**Task input**:
-- -- --

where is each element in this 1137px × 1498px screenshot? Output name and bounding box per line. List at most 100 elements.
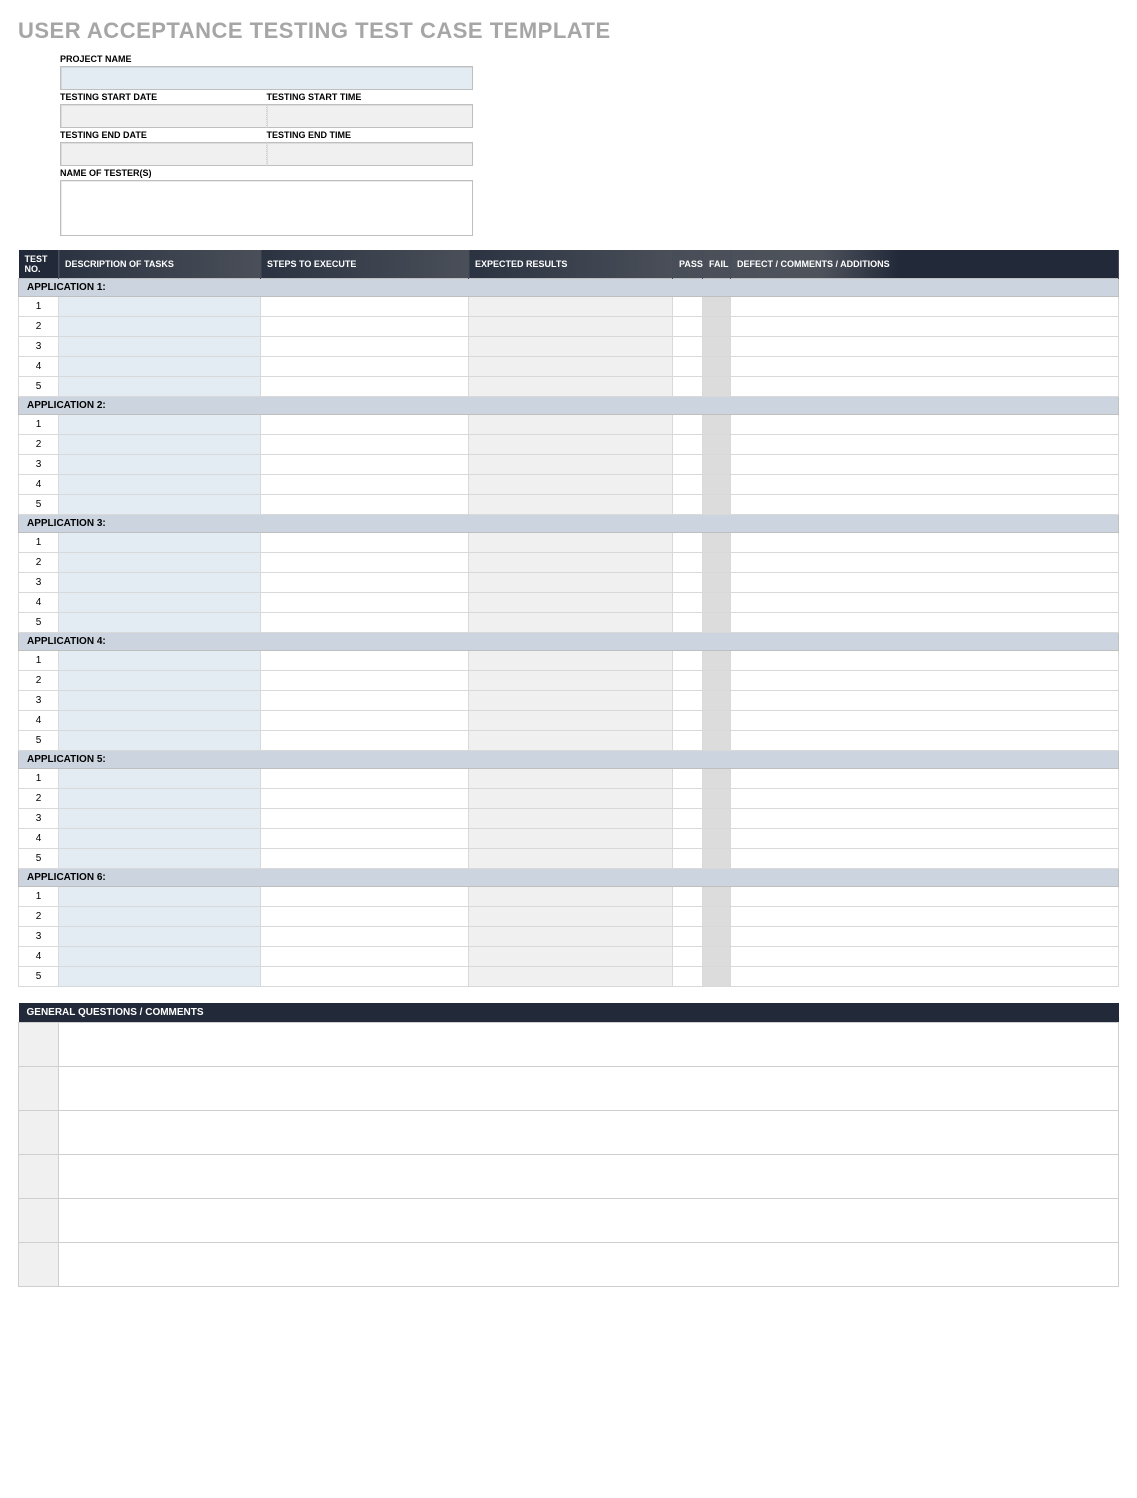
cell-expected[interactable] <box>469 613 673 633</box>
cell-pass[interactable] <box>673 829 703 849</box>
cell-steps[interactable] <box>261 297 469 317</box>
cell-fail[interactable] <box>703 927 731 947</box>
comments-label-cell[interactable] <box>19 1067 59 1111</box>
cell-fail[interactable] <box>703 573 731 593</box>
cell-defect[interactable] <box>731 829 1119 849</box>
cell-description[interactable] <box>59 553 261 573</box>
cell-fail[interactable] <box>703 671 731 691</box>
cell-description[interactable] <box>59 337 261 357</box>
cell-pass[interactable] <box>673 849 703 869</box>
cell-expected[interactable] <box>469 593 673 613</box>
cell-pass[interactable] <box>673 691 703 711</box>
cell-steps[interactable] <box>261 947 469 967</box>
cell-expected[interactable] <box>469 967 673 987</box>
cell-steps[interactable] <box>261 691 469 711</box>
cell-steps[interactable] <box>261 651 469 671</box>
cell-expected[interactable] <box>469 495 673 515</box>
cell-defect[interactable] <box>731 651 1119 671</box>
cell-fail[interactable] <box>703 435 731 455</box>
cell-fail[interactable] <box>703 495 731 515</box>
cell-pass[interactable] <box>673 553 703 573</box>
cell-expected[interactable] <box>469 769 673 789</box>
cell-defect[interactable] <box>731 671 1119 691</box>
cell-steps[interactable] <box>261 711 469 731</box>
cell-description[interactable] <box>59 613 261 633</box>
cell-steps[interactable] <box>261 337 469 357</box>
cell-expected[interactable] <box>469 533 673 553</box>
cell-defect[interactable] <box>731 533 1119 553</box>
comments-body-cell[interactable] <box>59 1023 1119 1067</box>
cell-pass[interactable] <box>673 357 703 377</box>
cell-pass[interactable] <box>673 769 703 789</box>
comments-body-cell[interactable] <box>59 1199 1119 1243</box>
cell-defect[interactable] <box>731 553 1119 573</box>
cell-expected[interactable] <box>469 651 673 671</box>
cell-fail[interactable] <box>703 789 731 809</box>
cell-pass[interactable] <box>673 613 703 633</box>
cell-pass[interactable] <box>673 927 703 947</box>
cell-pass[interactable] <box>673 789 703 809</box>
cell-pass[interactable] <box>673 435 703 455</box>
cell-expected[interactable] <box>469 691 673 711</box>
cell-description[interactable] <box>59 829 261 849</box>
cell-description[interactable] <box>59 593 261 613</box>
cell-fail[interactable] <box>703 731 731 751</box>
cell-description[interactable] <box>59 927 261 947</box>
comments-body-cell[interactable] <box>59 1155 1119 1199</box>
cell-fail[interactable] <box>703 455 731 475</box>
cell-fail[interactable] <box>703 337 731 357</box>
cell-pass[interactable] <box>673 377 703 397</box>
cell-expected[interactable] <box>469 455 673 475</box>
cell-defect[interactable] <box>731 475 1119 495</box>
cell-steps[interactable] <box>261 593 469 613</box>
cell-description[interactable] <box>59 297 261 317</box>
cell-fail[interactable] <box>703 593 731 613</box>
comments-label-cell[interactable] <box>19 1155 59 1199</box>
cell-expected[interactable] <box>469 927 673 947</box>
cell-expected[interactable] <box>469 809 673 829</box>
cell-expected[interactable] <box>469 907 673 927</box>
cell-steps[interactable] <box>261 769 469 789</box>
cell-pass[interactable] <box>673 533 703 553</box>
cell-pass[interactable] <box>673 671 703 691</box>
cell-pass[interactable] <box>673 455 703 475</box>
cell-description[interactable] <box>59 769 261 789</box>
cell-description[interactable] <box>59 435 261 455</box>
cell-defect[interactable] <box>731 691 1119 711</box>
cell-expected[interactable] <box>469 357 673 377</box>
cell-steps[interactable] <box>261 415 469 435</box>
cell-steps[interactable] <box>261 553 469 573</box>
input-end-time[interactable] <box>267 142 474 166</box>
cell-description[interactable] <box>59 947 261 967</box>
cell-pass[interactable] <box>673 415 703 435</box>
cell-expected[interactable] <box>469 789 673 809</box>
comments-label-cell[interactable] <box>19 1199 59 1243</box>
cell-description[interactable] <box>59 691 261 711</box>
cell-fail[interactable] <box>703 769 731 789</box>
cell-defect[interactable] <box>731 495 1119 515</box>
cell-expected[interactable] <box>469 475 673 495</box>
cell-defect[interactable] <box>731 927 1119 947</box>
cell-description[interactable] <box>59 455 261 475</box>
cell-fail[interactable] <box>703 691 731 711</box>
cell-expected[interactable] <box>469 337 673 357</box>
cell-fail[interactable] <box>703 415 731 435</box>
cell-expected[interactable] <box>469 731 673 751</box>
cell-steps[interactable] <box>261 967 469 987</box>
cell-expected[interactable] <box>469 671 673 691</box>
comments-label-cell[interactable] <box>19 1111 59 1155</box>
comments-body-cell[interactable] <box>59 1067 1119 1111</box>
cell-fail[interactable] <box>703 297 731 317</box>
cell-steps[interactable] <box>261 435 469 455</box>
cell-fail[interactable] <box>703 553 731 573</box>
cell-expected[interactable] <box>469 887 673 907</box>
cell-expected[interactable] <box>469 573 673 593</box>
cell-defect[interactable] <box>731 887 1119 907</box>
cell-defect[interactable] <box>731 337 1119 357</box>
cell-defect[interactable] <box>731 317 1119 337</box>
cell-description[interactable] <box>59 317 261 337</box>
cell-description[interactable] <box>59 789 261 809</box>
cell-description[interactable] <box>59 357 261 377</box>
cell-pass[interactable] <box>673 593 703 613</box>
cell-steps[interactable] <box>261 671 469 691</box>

-- -- --

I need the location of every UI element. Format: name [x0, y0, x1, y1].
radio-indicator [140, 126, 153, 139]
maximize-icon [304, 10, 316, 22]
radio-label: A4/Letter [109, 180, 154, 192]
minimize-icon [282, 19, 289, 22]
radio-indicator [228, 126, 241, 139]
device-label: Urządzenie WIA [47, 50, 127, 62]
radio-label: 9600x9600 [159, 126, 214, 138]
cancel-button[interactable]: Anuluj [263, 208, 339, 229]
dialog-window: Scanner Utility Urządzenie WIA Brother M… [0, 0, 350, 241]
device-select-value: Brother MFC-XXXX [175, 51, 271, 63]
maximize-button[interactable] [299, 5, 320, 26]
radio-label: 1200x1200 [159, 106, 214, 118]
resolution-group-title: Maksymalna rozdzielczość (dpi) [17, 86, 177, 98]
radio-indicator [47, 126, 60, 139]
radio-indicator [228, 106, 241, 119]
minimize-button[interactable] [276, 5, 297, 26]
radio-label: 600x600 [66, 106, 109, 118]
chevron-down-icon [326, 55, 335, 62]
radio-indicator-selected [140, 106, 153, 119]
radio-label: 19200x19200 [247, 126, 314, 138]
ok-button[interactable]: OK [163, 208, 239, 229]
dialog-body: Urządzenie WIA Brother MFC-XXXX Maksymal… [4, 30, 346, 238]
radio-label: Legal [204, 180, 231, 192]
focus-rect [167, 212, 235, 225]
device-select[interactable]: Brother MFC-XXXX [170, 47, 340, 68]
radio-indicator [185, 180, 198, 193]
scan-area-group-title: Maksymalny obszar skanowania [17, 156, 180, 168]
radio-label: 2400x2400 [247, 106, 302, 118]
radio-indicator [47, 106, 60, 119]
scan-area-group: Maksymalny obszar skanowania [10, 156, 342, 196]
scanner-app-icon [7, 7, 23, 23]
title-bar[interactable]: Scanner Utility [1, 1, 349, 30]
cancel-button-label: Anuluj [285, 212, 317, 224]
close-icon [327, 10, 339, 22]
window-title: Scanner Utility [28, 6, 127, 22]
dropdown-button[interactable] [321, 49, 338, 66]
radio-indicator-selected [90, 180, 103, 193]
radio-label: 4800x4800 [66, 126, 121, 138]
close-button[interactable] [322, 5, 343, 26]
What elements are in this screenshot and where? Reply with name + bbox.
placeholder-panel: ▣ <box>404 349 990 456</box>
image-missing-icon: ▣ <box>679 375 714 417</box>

-- -- --

**Stated task**: Reproduce the entries from the line with "I need the location" to the line with "minimize-button[interactable] [276, 5, 297, 26]", swapping "radio-indicator" for "radio-dot" throughout and leaving everything else as it is.

**Solution for this task**:
I need the location of every UI element. Format: name [x0, y0, x1, y1].
radio-dot [140, 126, 153, 139]
maximize-icon [304, 10, 316, 22]
radio-label: A4/Letter [109, 180, 154, 192]
minimize-icon [282, 19, 289, 22]
radio-dot [228, 126, 241, 139]
device-label: Urządzenie WIA [47, 50, 127, 62]
radio-label: 9600x9600 [159, 126, 214, 138]
cancel-button[interactable]: Anuluj [263, 208, 339, 229]
dialog-window: Scanner Utility Urządzenie WIA Brother M… [0, 0, 350, 241]
device-select-value: Brother MFC-XXXX [175, 51, 271, 63]
maximize-button[interactable] [299, 5, 320, 26]
radio-label: 1200x1200 [159, 106, 214, 118]
resolution-group-title: Maksymalna rozdzielczość (dpi) [17, 86, 177, 98]
radio-dot [47, 126, 60, 139]
radio-dot [228, 106, 241, 119]
minimize-button[interactable] [276, 5, 297, 26]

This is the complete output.